■ Your task
Search the entries below. Return every line that has "this" in it.

■ Material provided
====

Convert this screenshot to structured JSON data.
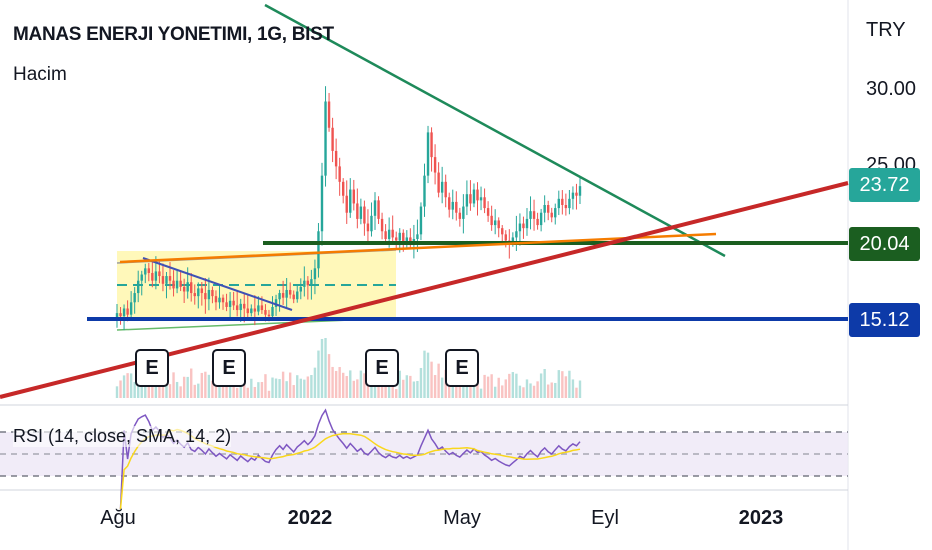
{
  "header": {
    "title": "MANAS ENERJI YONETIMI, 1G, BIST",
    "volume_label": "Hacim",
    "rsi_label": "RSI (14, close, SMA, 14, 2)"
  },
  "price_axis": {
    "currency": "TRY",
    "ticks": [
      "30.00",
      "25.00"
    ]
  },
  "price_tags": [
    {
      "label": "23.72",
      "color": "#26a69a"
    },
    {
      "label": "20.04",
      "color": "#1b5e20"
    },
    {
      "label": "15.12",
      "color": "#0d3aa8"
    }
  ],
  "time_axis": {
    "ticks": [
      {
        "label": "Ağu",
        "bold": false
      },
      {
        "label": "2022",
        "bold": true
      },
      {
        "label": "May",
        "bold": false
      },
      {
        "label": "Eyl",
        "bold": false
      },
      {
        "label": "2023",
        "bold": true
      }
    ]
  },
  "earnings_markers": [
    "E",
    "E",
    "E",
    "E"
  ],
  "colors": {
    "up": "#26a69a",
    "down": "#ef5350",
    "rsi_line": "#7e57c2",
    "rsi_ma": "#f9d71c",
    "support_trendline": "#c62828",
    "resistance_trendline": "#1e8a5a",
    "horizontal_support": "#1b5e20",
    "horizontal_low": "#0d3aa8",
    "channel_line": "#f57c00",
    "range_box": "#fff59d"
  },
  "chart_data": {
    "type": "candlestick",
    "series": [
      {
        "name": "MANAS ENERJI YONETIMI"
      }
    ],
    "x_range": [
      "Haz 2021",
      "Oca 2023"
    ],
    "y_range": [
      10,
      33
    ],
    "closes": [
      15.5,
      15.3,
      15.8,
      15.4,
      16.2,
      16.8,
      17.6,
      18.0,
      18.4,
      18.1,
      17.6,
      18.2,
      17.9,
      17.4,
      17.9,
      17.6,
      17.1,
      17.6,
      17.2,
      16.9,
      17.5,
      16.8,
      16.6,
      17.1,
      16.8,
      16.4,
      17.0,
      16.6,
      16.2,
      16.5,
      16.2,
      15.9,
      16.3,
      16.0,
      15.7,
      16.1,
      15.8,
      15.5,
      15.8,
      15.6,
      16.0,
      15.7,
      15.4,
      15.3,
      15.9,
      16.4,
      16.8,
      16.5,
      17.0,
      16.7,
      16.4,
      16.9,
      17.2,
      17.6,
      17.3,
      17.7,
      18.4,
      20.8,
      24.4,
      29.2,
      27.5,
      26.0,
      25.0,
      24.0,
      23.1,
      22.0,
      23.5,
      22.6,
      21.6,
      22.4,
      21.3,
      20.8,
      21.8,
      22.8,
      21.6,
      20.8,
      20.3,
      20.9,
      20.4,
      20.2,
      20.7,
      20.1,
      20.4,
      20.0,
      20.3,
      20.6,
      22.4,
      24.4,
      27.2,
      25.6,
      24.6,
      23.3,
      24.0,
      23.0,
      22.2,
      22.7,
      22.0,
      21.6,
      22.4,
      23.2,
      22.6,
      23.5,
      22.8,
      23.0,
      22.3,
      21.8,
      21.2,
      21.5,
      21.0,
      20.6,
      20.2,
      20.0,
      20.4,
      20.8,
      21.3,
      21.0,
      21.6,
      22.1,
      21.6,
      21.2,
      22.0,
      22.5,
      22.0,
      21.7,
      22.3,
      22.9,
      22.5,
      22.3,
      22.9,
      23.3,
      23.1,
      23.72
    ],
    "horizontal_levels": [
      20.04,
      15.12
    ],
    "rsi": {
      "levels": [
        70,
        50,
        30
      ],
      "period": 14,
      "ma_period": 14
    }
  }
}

====

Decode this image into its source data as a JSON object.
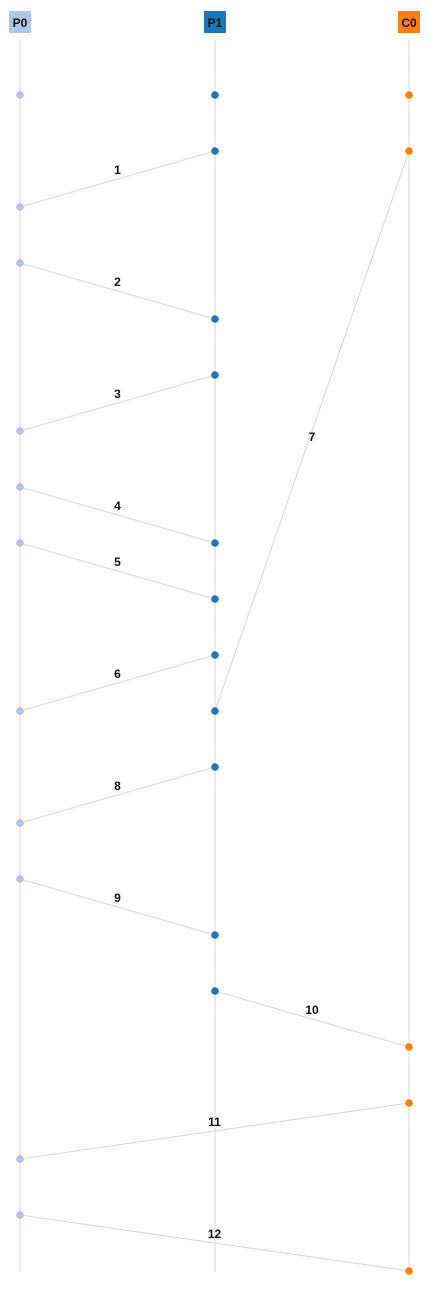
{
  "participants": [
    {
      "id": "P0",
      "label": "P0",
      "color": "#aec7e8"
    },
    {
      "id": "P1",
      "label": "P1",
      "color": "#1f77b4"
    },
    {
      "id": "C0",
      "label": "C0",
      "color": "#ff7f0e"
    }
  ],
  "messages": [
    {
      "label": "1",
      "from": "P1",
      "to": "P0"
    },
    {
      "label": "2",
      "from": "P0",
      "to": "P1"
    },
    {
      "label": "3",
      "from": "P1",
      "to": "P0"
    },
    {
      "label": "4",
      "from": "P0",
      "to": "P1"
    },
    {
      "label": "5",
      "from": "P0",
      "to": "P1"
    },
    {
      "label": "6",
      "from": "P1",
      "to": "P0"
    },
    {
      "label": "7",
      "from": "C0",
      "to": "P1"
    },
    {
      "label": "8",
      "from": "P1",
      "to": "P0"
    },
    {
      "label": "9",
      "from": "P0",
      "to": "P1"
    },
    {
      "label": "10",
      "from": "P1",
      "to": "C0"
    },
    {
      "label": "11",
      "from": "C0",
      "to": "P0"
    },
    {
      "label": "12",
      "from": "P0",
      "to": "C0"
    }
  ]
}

====

■ Final result
Convert this screenshot to structured JSON data.
Decode this image into its source data as a JSON object.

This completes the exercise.